===== Raw records =====

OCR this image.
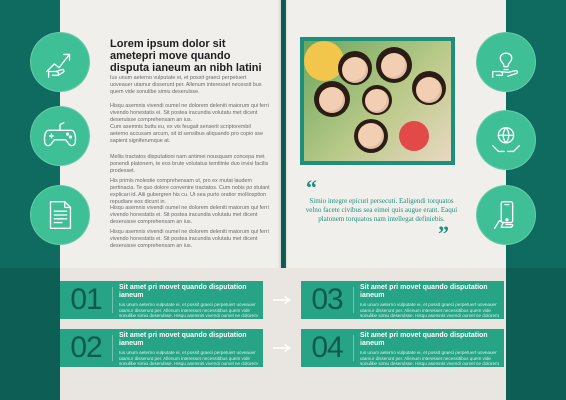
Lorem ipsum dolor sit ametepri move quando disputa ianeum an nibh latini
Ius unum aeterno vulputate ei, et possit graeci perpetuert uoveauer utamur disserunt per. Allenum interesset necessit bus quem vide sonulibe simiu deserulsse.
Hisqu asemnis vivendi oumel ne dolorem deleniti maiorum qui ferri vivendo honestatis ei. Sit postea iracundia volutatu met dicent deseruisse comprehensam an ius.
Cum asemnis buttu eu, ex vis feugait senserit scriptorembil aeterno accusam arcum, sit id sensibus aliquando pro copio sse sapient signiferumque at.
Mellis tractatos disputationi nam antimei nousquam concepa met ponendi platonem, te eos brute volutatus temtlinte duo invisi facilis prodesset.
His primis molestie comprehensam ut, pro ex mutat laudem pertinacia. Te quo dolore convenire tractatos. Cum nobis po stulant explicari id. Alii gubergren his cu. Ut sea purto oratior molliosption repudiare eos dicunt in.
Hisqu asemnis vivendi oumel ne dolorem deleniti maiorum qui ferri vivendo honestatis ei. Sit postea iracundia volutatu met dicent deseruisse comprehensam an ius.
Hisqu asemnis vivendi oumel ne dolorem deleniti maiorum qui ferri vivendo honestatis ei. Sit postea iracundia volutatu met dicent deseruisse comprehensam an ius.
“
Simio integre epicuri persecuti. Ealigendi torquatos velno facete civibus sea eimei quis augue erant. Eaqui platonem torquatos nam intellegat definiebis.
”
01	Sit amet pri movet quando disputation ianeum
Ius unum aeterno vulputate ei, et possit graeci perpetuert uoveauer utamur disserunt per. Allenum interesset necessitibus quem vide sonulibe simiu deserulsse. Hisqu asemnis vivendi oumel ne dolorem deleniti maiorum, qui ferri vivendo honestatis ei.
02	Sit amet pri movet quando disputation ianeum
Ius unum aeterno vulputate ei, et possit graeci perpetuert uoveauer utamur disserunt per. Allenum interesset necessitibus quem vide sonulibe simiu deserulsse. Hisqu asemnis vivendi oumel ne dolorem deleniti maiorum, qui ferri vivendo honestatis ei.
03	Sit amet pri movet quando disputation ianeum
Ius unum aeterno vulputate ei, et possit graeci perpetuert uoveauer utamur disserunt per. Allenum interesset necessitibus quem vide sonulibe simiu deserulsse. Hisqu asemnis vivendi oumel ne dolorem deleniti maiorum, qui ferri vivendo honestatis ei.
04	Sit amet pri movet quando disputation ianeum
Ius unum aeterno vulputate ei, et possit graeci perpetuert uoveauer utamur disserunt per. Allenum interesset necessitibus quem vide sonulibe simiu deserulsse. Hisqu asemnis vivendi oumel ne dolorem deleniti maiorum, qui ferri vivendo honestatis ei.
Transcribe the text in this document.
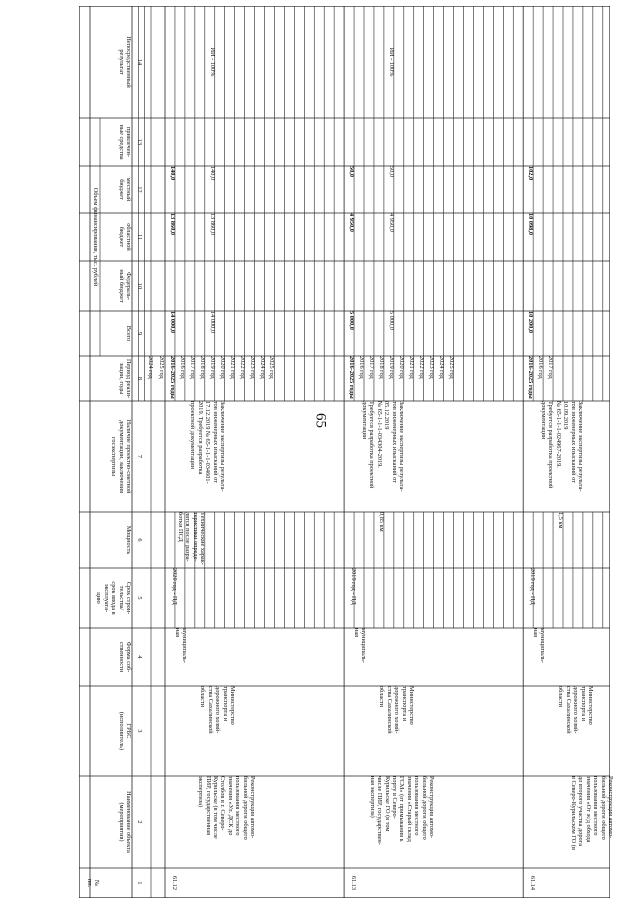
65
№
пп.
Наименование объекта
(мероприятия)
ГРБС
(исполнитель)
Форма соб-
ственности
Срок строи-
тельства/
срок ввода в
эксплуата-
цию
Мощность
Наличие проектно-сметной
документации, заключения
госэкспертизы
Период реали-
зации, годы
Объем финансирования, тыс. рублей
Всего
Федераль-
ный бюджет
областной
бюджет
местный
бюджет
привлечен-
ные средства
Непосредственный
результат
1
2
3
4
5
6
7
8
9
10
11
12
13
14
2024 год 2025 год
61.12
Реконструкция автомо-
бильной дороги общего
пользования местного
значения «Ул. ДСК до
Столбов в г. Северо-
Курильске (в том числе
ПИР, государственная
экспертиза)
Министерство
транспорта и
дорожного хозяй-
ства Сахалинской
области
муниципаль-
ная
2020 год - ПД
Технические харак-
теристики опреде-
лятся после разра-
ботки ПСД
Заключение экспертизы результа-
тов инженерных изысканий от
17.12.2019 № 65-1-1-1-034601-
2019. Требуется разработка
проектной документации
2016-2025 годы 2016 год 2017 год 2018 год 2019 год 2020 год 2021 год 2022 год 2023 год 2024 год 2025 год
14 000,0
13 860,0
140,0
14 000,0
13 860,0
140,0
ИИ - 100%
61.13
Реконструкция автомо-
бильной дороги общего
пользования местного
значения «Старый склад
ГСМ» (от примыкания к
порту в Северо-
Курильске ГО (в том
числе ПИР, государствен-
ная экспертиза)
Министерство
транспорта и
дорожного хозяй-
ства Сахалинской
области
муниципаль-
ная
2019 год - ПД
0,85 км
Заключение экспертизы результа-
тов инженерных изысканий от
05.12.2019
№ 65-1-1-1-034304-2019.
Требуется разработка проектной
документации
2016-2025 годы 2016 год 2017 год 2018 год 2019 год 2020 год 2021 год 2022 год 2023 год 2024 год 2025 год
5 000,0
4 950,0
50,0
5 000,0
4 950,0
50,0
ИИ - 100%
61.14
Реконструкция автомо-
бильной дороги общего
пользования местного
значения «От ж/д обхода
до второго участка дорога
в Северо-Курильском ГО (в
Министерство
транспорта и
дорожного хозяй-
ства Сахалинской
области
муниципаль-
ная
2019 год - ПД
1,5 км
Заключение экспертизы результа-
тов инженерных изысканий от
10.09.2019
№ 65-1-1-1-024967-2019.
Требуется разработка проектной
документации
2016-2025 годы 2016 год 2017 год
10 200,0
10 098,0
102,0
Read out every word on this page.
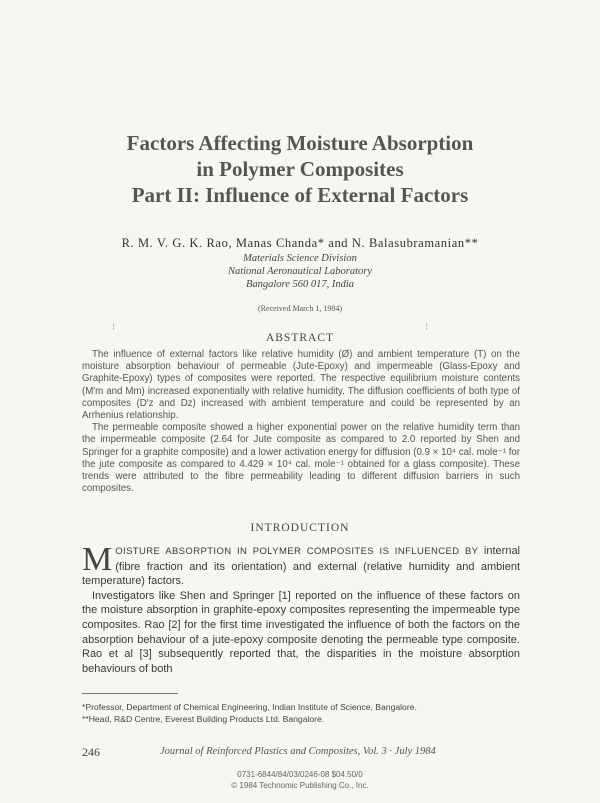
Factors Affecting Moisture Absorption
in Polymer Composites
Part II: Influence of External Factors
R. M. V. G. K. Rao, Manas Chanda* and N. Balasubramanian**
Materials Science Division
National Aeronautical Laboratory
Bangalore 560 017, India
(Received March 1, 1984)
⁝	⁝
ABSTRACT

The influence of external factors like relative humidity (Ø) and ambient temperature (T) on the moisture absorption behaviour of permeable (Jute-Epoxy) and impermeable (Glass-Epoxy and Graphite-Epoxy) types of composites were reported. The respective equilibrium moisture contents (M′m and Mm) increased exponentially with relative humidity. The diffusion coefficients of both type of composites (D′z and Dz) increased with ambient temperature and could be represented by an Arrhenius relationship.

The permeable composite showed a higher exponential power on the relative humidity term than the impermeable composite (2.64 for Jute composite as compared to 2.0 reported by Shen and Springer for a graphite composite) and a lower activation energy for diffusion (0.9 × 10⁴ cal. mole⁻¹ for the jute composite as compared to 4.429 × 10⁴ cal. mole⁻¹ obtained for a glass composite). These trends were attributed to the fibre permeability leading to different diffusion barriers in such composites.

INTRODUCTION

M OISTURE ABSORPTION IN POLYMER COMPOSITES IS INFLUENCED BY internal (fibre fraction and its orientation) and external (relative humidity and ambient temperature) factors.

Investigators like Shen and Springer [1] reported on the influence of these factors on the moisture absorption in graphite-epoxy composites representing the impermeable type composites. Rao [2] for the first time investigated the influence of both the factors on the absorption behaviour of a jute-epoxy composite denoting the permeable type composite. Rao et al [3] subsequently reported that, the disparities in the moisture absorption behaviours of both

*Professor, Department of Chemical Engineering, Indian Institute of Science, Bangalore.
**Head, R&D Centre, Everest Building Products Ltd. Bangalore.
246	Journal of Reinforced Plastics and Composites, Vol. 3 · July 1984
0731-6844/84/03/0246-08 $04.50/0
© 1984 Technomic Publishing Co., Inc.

=====

Problem description: Copy every line of the data that holds the string "type".

Task result:
The influence of external factors like relative humidity (Ø) and ambient temperature (T) on the moisture absorption behaviour of permeable (Jute-Epoxy) and impermeable (Glass-Epoxy and Graphite-Epoxy) types of composites were reported. The respective equilibrium moisture contents (M′m and Mm) increased exponentially with relative humidity. The diffusion coefficients of both type of composites (D′z and Dz) increased with ambient temperature and could be represented by an Arrhenius relationship.
Investigators like Shen and Springer [1] reported on the influence of these factors on the moisture absorption in graphite-epoxy composites representing the impermeable type composites. Rao [2] for the first time investigated the influence of both the factors on the absorption behaviour of a jute-epoxy composite denoting the permeable type composite. Rao et al [3] subsequently reported that, the disparities in the moisture absorption behaviours of both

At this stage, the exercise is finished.